> Prompt: Show each line of the data below that has the string "futures" in it.

> Provided entries:
== == ==

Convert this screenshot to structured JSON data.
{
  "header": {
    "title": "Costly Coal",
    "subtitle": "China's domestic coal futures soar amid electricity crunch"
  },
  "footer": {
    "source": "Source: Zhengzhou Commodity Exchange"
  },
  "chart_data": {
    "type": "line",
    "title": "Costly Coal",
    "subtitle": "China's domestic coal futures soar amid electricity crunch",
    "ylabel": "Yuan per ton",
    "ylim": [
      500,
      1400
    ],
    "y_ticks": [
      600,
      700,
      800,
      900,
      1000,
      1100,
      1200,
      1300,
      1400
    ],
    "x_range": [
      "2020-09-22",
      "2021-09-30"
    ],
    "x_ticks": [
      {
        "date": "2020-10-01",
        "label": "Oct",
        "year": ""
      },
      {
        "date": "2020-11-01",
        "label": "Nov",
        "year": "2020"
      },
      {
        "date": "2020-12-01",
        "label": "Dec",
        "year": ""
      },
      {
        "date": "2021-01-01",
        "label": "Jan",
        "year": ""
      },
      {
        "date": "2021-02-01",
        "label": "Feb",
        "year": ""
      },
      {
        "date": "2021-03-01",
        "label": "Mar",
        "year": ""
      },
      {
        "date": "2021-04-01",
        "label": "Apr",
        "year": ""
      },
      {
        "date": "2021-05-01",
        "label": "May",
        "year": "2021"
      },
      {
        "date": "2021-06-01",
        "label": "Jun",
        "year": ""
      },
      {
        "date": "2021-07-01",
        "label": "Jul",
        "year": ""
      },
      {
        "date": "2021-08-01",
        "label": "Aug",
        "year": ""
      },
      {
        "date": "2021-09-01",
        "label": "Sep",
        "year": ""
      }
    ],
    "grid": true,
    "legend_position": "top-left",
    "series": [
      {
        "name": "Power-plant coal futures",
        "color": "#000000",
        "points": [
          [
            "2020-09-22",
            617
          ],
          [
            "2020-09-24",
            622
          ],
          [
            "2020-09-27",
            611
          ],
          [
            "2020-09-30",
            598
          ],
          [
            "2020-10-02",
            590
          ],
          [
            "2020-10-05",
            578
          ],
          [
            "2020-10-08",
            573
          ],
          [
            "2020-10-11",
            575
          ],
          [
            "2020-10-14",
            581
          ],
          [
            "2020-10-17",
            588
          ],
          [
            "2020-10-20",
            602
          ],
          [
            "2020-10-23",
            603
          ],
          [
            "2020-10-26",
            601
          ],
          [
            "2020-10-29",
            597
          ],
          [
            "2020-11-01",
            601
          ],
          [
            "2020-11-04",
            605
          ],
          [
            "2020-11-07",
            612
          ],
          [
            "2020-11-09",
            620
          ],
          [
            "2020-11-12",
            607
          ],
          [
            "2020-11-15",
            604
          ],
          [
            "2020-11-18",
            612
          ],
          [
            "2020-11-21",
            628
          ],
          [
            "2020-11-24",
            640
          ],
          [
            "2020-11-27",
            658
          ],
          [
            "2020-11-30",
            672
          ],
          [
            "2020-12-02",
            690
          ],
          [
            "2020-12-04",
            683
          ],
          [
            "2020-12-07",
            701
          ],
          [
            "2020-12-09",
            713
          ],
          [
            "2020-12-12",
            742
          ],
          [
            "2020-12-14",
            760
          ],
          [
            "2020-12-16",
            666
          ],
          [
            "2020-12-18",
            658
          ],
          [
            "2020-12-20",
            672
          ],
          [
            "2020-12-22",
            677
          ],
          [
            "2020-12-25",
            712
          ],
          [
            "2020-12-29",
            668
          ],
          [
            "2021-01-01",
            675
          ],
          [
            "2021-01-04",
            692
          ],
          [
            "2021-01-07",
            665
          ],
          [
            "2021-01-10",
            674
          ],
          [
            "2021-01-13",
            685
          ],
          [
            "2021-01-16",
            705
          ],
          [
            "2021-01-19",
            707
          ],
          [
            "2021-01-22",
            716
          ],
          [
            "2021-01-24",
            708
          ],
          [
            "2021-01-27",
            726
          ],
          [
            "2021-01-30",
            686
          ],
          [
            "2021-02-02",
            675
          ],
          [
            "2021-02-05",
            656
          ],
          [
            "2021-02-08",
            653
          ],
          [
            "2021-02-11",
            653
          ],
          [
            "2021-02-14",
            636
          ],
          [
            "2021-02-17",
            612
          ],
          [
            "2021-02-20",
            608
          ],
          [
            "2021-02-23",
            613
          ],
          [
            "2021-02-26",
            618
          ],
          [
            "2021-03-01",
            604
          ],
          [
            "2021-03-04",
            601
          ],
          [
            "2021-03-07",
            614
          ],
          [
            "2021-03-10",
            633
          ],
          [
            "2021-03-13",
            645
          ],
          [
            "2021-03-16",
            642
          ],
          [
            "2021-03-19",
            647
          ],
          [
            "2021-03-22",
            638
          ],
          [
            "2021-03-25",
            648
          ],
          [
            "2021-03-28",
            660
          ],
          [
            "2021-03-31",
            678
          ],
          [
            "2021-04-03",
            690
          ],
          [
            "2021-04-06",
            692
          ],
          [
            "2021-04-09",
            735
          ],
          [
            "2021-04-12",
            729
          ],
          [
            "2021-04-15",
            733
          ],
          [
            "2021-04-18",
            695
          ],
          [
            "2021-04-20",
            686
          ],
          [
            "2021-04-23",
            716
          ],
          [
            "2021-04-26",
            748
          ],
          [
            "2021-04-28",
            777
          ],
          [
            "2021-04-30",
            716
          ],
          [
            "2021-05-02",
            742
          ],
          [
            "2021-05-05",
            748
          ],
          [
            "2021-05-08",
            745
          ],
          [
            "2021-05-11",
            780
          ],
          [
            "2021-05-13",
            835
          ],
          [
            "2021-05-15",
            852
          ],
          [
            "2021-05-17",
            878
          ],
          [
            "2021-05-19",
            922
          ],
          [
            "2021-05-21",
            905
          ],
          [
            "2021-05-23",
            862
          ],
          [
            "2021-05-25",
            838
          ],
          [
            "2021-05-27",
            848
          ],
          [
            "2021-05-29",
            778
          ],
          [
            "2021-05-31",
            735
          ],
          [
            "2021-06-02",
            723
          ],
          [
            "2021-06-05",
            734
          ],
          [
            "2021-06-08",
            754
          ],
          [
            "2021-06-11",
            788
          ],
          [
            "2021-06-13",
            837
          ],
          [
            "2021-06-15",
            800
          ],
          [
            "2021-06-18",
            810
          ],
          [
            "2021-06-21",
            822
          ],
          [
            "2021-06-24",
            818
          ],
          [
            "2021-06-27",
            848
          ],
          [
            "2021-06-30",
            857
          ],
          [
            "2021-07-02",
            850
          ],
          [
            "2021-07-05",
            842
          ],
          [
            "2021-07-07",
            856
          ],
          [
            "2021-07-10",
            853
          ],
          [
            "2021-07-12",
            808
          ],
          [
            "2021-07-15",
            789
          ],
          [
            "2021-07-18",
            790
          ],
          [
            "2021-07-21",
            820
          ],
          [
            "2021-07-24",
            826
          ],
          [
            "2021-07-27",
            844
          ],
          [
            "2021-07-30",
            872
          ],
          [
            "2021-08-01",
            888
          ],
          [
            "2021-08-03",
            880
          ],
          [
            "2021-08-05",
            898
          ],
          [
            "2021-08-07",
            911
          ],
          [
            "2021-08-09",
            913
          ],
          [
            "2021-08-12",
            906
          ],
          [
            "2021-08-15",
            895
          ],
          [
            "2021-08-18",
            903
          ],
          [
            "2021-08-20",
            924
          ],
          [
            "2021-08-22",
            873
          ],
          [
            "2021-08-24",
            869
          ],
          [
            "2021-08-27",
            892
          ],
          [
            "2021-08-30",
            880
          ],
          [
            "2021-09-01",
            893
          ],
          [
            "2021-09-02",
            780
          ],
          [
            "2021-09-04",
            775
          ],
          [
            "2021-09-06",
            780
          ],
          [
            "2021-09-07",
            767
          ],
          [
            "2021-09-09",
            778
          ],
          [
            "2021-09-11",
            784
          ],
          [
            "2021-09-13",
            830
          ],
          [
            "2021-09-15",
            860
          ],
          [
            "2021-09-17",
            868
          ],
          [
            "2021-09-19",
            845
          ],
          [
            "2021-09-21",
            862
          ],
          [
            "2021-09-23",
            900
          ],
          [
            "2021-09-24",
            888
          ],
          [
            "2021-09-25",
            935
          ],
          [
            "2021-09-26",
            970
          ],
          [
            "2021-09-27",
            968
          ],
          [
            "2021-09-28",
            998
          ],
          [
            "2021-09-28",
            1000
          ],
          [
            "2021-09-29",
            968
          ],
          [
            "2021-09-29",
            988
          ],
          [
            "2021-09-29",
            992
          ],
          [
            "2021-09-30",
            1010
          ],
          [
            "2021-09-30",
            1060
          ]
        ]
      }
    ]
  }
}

== == ==

> The output:
    "subtitle": "China's domestic coal futures soar amid electricity crunch"
    "subtitle": "China's domestic coal futures soar amid electricity crunch",
        "name": "Power-plant coal futures",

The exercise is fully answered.